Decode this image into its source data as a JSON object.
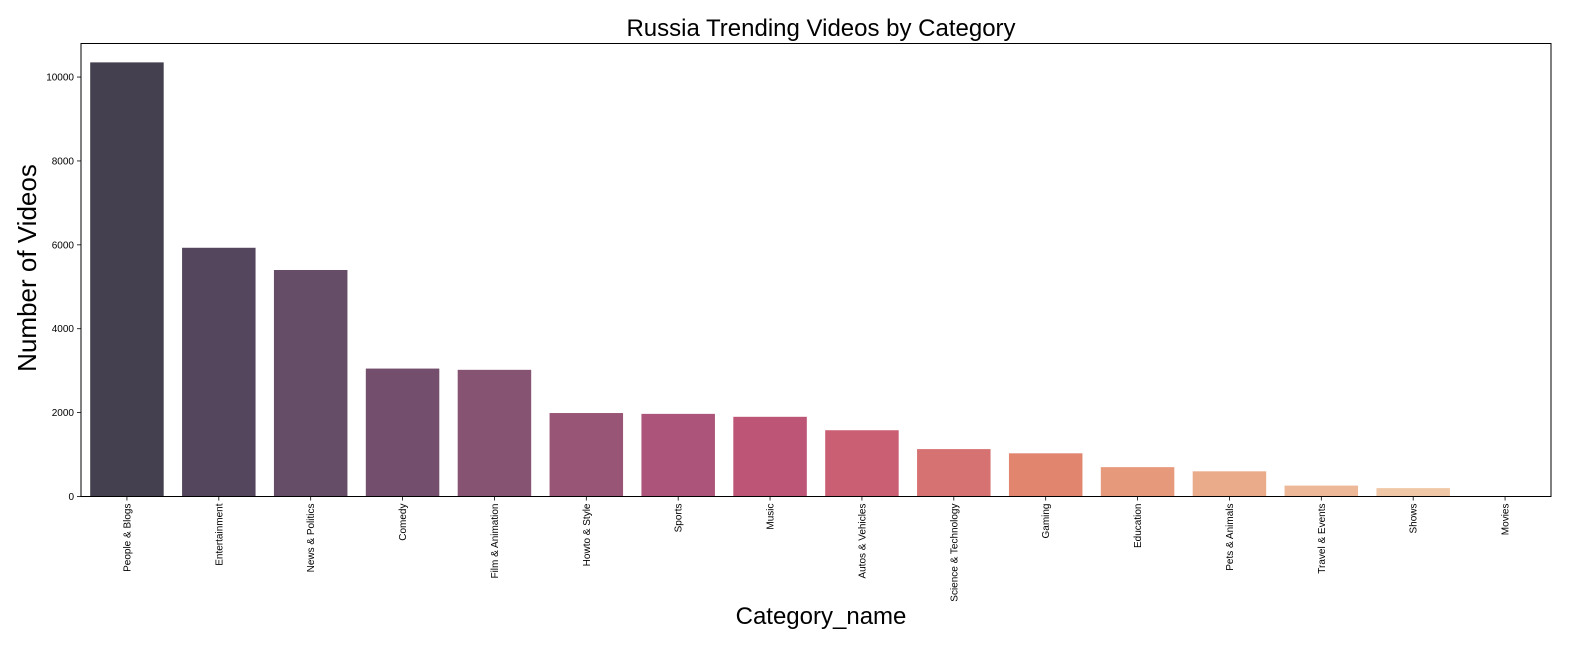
{
  "chart_data": {
    "type": "bar",
    "title": "Russia Trending Videos by Category",
    "xlabel": "Category_name",
    "ylabel": "Number of Videos",
    "ylim": [
      0,
      10800
    ],
    "yticks": [
      0,
      2000,
      4000,
      6000,
      8000,
      10000
    ],
    "grid": false,
    "legend": "none",
    "categories": [
      "People & Blogs",
      "Entertainment",
      "News & Politics",
      "Comedy",
      "Film & Animation",
      "Howto & Style",
      "Sports",
      "Music",
      "Autos & Vehicles",
      "Science & Technology",
      "Gaming",
      "Education",
      "Pets & Animals",
      "Travel & Events",
      "Shows",
      "Movies"
    ],
    "values": [
      10350,
      5930,
      5400,
      3050,
      3020,
      1990,
      1970,
      1900,
      1580,
      1130,
      1030,
      700,
      600,
      260,
      200,
      5
    ],
    "colors": [
      "#45404f",
      "#54475d",
      "#654c67",
      "#744f6d",
      "#875372",
      "#995576",
      "#ac5479",
      "#bd5577",
      "#ca5f73",
      "#d67271",
      "#e1856f",
      "#e6997b",
      "#eaab8a",
      "#edb897",
      "#f0c8a8",
      "#f3d7bc"
    ]
  }
}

### Given request
Using the material above, return every line exactly as it appears, minus the pictures.

### Problem solution
Decode this image into its source data as a JSON object.
{
  "chart_data": {
    "type": "bar",
    "title": "Russia Trending Videos by Category",
    "xlabel": "Category_name",
    "ylabel": "Number of Videos",
    "ylim": [
      0,
      10800
    ],
    "yticks": [
      0,
      2000,
      4000,
      6000,
      8000,
      10000
    ],
    "grid": false,
    "legend": "none",
    "categories": [
      "People & Blogs",
      "Entertainment",
      "News & Politics",
      "Comedy",
      "Film & Animation",
      "Howto & Style",
      "Sports",
      "Music",
      "Autos & Vehicles",
      "Science & Technology",
      "Gaming",
      "Education",
      "Pets & Animals",
      "Travel & Events",
      "Shows",
      "Movies"
    ],
    "values": [
      10350,
      5930,
      5400,
      3050,
      3020,
      1990,
      1970,
      1900,
      1580,
      1130,
      1030,
      700,
      600,
      260,
      200,
      5
    ],
    "colors": [
      "#45404f",
      "#54475d",
      "#654c67",
      "#744f6d",
      "#875372",
      "#995576",
      "#ac5479",
      "#bd5577",
      "#ca5f73",
      "#d67271",
      "#e1856f",
      "#e6997b",
      "#eaab8a",
      "#edb897",
      "#f0c8a8",
      "#f3d7bc"
    ]
  }
}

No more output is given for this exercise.